Instructions for the task — Retype all of the data exactly as given.

[Entries taken from a collection]
►

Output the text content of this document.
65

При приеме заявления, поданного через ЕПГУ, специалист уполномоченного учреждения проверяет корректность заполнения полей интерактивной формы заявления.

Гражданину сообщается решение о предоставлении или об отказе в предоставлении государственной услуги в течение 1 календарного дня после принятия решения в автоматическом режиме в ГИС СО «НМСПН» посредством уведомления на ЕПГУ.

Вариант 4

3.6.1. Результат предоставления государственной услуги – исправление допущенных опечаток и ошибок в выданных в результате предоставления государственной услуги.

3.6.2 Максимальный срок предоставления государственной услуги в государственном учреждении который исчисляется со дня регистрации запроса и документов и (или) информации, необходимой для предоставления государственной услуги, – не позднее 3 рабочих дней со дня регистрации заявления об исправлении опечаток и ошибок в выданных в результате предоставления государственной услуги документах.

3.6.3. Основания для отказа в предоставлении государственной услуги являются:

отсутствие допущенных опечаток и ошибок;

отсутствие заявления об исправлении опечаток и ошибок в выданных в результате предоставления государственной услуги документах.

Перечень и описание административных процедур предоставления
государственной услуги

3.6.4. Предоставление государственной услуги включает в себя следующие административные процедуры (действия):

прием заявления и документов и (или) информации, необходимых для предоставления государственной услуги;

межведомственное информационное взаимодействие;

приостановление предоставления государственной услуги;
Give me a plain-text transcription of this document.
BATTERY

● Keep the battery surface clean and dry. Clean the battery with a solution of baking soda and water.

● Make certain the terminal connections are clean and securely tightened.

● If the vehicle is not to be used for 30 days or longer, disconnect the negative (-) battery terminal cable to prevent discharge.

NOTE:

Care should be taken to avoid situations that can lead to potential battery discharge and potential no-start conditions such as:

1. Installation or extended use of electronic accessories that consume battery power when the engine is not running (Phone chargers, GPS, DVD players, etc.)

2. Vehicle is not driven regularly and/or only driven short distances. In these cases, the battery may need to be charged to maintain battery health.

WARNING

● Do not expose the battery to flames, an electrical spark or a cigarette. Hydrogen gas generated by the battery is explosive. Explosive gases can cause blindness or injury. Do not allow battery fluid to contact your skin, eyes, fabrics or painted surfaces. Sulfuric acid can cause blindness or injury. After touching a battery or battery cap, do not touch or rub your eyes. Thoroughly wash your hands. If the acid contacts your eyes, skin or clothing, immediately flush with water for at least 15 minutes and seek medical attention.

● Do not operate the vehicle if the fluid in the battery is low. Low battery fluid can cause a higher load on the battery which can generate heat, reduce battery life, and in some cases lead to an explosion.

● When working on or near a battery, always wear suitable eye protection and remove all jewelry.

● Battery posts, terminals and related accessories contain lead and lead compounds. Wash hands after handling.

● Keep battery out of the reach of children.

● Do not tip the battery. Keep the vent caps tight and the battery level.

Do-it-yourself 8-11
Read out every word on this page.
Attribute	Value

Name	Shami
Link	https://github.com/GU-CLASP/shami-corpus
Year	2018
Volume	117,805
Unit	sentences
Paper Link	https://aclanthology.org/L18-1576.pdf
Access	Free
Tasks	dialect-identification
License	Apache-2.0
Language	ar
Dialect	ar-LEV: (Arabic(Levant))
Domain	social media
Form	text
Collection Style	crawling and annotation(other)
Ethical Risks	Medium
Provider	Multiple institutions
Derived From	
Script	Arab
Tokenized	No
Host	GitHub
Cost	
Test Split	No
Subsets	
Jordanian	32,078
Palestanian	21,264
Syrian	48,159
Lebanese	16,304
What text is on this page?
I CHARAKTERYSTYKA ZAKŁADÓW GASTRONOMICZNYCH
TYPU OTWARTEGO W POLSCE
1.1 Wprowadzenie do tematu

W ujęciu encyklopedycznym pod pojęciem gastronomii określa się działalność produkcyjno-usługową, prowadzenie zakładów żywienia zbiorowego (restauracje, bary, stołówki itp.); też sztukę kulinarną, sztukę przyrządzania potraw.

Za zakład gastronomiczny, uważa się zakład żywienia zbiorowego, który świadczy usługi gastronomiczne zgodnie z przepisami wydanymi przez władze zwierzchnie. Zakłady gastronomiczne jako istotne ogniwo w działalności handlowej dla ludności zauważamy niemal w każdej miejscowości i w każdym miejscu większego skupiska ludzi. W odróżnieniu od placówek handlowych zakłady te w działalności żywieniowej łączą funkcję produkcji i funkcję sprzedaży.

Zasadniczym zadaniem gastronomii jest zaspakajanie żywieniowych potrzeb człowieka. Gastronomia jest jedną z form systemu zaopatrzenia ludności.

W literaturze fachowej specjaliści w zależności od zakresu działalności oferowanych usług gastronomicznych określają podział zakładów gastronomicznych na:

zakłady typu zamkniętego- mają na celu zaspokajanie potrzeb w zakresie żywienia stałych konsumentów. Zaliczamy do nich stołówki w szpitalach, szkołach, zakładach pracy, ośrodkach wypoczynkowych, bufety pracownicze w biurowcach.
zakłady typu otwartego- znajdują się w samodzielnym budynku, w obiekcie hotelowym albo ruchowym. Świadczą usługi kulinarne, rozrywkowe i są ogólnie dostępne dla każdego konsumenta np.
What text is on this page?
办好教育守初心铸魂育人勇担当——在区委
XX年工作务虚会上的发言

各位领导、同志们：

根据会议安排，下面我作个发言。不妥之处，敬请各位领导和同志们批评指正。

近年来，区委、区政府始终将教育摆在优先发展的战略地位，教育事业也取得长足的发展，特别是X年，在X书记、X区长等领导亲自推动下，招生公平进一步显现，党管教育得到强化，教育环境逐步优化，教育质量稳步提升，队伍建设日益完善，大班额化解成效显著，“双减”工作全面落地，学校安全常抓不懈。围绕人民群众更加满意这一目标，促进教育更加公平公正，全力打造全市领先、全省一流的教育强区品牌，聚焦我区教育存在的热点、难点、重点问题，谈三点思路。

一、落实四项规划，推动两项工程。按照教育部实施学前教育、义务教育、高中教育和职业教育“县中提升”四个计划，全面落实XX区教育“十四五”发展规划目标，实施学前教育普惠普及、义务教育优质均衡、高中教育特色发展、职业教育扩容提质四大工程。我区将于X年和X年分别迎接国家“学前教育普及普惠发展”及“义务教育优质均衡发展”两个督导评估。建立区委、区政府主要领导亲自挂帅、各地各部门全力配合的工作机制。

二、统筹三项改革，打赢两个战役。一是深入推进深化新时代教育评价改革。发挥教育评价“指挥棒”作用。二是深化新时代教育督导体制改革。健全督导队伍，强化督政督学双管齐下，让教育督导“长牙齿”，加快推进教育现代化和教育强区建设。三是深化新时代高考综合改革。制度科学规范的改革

◄

Final answer —
Output the text content of this document.
65

При приеме заявления, поданного через ЕПГУ, специалист уполномоченного учреждения проверяет корректность заполнения полей интерактивной формы заявления.

Гражданину сообщается решение о предоставлении или об отказе в предоставлении государственной услуги в течение 1 календарного дня после принятия решения в автоматическом режиме в ГИС СО «НМСПН» посредством уведомления на ЕПГУ.

Вариант 4

3.6.1. Результат предоставления государственной услуги – исправление допущенных опечаток и ошибок в выданных в результате предоставления государственной услуги.

3.6.2 Максимальный срок предоставления государственной услуги в государственном учреждении который исчисляется со дня регистрации запроса и документов и (или) информации, необходимой для предоставления государственной услуги, – не позднее 3 рабочих дней со дня регистрации заявления об исправлении опечаток и ошибок в выданных в результате предоставления государственной услуги документах.

3.6.3. Основания для отказа в предоставлении государственной услуги являются:

отсутствие допущенных опечаток и ошибок;

отсутствие заявления об исправлении опечаток и ошибок в выданных в результате предоставления государственной услуги документах.

Перечень и описание административных процедур предоставления
государственной услуги

3.6.4. Предоставление государственной услуги включает в себя следующие административные процедуры (действия):

прием заявления и документов и (или) информации, необходимых для предоставления государственной услуги;

межведомственное информационное взаимодействие;

приостановление предоставления государственной услуги;
Give me a plain-text transcription of this document.
BATTERY

● Keep the battery surface clean and dry. Clean the battery with a solution of baking soda and water.

● Make certain the terminal connections are clean and securely tightened.

● If the vehicle is not to be used for 30 days or longer, disconnect the negative (-) battery terminal cable to prevent discharge.

NOTE:

Care should be taken to avoid situations that can lead to potential battery discharge and potential no-start conditions such as:

1. Installation or extended use of electronic accessories that consume battery power when the engine is not running (Phone chargers, GPS, DVD players, etc.)

2. Vehicle is not driven regularly and/or only driven short distances. In these cases, the battery may need to be charged to maintain battery health.

WARNING

● Do not expose the battery to flames, an electrical spark or a cigarette. Hydrogen gas generated by the battery is explosive. Explosive gases can cause blindness or injury. Do not allow battery fluid to contact your skin, eyes, fabrics or painted surfaces. Sulfuric acid can cause blindness or injury. After touching a battery or battery cap, do not touch or rub your eyes. Thoroughly wash your hands. If the acid contacts your eyes, skin or clothing, immediately flush with water for at least 15 minutes and seek medical attention.

● Do not operate the vehicle if the fluid in the battery is low. Low battery fluid can cause a higher load on the battery which can generate heat, reduce battery life, and in some cases lead to an explosion.

● When working on or near a battery, always wear suitable eye protection and remove all jewelry.

● Battery posts, terminals and related accessories contain lead and lead compounds. Wash hands after handling.

● Keep battery out of the reach of children.

● Do not tip the battery. Keep the vent caps tight and the battery level.

Do-it-yourself 8-11
Read out every word on this page.
Attribute	Value

Name	Shami
Link	https://github.com/GU-CLASP/shami-corpus
Year	2018
Volume	117,805
Unit	sentences
Paper Link	https://aclanthology.org/L18-1576.pdf
Access	Free
Tasks	dialect-identification
License	Apache-2.0
Language	ar
Dialect	ar-LEV: (Arabic(Levant))
Domain	social media
Form	text
Collection Style	crawling and annotation(other)
Ethical Risks	Medium
Provider	Multiple institutions
Derived From	
Script	Arab
Tokenized	No
Host	GitHub
Cost	
Test Split	No
Subsets	
Jordanian	32,078
Palestanian	21,264
Syrian	48,159
Lebanese	16,304
What text is on this page?
I CHARAKTERYSTYKA ZAKŁADÓW GASTRONOMICZNYCH
TYPU OTWARTEGO W POLSCE
1.1 Wprowadzenie do tematu

W ujęciu encyklopedycznym pod pojęciem gastronomii określa się działalność produkcyjno-usługową, prowadzenie zakładów żywienia zbiorowego (restauracje, bary, stołówki itp.); też sztukę kulinarną, sztukę przyrządzania potraw.

Za zakład gastronomiczny, uważa się zakład żywienia zbiorowego, który świadczy usługi gastronomiczne zgodnie z przepisami wydanymi przez władze zwierzchnie. Zakłady gastronomiczne jako istotne ogniwo w działalności handlowej dla ludności zauważamy niemal w każdej miejscowości i w każdym miejscu większego skupiska ludzi. W odróżnieniu od placówek handlowych zakłady te w działalności żywieniowej łączą funkcję produkcji i funkcję sprzedaży.

Zasadniczym zadaniem gastronomii jest zaspakajanie żywieniowych potrzeb człowieka. Gastronomia jest jedną z form systemu zaopatrzenia ludności.

W literaturze fachowej specjaliści w zależności od zakresu działalności oferowanych usług gastronomicznych określają podział zakładów gastronomicznych na:

zakłady typu zamkniętego- mają na celu zaspokajanie potrzeb w zakresie żywienia stałych konsumentów. Zaliczamy do nich stołówki w szpitalach, szkołach, zakładach pracy, ośrodkach wypoczynkowych, bufety pracownicze w biurowcach.
zakłady typu otwartego- znajdują się w samodzielnym budynku, w obiekcie hotelowym albo ruchowym. Świadczą usługi kulinarne, rozrywkowe i są ogólnie dostępne dla każdego konsumenta np.
What text is on this page?
办好教育守初心铸魂育人勇担当——在区委
XX年工作务虚会上的发言

各位领导、同志们：

根据会议安排，下面我作个发言。不妥之处，敬请各位领导和同志们批评指正。

近年来，区委、区政府始终将教育摆在优先发展的战略地位，教育事业也取得长足的发展，特别是X年，在X书记、X区长等领导亲自推动下，招生公平进一步显现，党管教育得到强化，教育环境逐步优化，教育质量稳步提升，队伍建设日益完善，大班额化解成效显著，“双减”工作全面落地，学校安全常抓不懈。围绕人民群众更加满意这一目标，促进教育更加公平公正，全力打造全市领先、全省一流的教育强区品牌，聚焦我区教育存在的热点、难点、重点问题，谈三点思路。

一、落实四项规划，推动两项工程。按照教育部实施学前教育、义务教育、高中教育和职业教育“县中提升”四个计划，全面落实XX区教育“十四五”发展规划目标，实施学前教育普惠普及、义务教育优质均衡、高中教育特色发展、职业教育扩容提质四大工程。我区将于X年和X年分别迎接国家“学前教育普及普惠发展”及“义务教育优质均衡发展”两个督导评估。建立区委、区政府主要领导亲自挂帅、各地各部门全力配合的工作机制。

二、统筹三项改革，打赢两个战役。一是深入推进深化新时代教育评价改革。发挥教育评价“指挥棒”作用。二是深化新时代教育督导体制改革。健全督导队伍，强化督政督学双管齐下，让教育督导“长牙齿”，加快推进教育现代化和教育强区建设。三是深化新时代高考综合改革。制度科学规范的改革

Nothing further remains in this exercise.